*Written request:* Look through the records below and collect all lines that hold the string "donaties".

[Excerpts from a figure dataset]

= = =

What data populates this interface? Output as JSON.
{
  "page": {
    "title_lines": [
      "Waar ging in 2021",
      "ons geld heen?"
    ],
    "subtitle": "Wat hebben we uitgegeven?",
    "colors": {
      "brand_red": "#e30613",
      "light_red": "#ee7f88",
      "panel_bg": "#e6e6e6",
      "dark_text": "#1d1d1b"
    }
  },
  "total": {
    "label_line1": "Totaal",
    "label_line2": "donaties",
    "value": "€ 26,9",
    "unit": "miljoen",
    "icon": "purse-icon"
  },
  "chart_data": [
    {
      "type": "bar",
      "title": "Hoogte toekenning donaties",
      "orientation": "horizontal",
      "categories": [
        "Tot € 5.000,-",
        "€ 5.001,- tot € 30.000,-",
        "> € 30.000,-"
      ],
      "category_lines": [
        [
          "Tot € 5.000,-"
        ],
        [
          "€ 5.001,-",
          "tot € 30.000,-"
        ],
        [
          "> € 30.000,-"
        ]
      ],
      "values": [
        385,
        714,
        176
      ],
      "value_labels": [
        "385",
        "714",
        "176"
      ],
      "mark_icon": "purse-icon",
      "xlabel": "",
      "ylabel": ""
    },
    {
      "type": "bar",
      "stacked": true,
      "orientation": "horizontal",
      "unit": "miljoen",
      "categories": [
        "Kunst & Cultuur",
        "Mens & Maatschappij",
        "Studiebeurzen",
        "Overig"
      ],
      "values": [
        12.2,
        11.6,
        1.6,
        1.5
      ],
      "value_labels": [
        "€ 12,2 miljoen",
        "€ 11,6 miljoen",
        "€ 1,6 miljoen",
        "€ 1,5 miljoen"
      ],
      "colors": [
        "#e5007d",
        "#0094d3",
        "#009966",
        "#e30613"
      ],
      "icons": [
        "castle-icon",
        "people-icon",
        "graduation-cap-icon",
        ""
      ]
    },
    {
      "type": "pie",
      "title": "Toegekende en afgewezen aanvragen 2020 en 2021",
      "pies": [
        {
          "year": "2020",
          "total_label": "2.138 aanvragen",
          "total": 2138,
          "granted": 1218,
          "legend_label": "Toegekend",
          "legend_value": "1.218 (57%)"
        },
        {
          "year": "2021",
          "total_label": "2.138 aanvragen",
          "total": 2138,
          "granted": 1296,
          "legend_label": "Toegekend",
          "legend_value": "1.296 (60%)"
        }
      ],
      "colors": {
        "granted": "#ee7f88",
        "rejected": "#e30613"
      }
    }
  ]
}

= = =

*Written solution:*
    "label_line2": "donaties",
      "title": "Hoogte toekenning donaties",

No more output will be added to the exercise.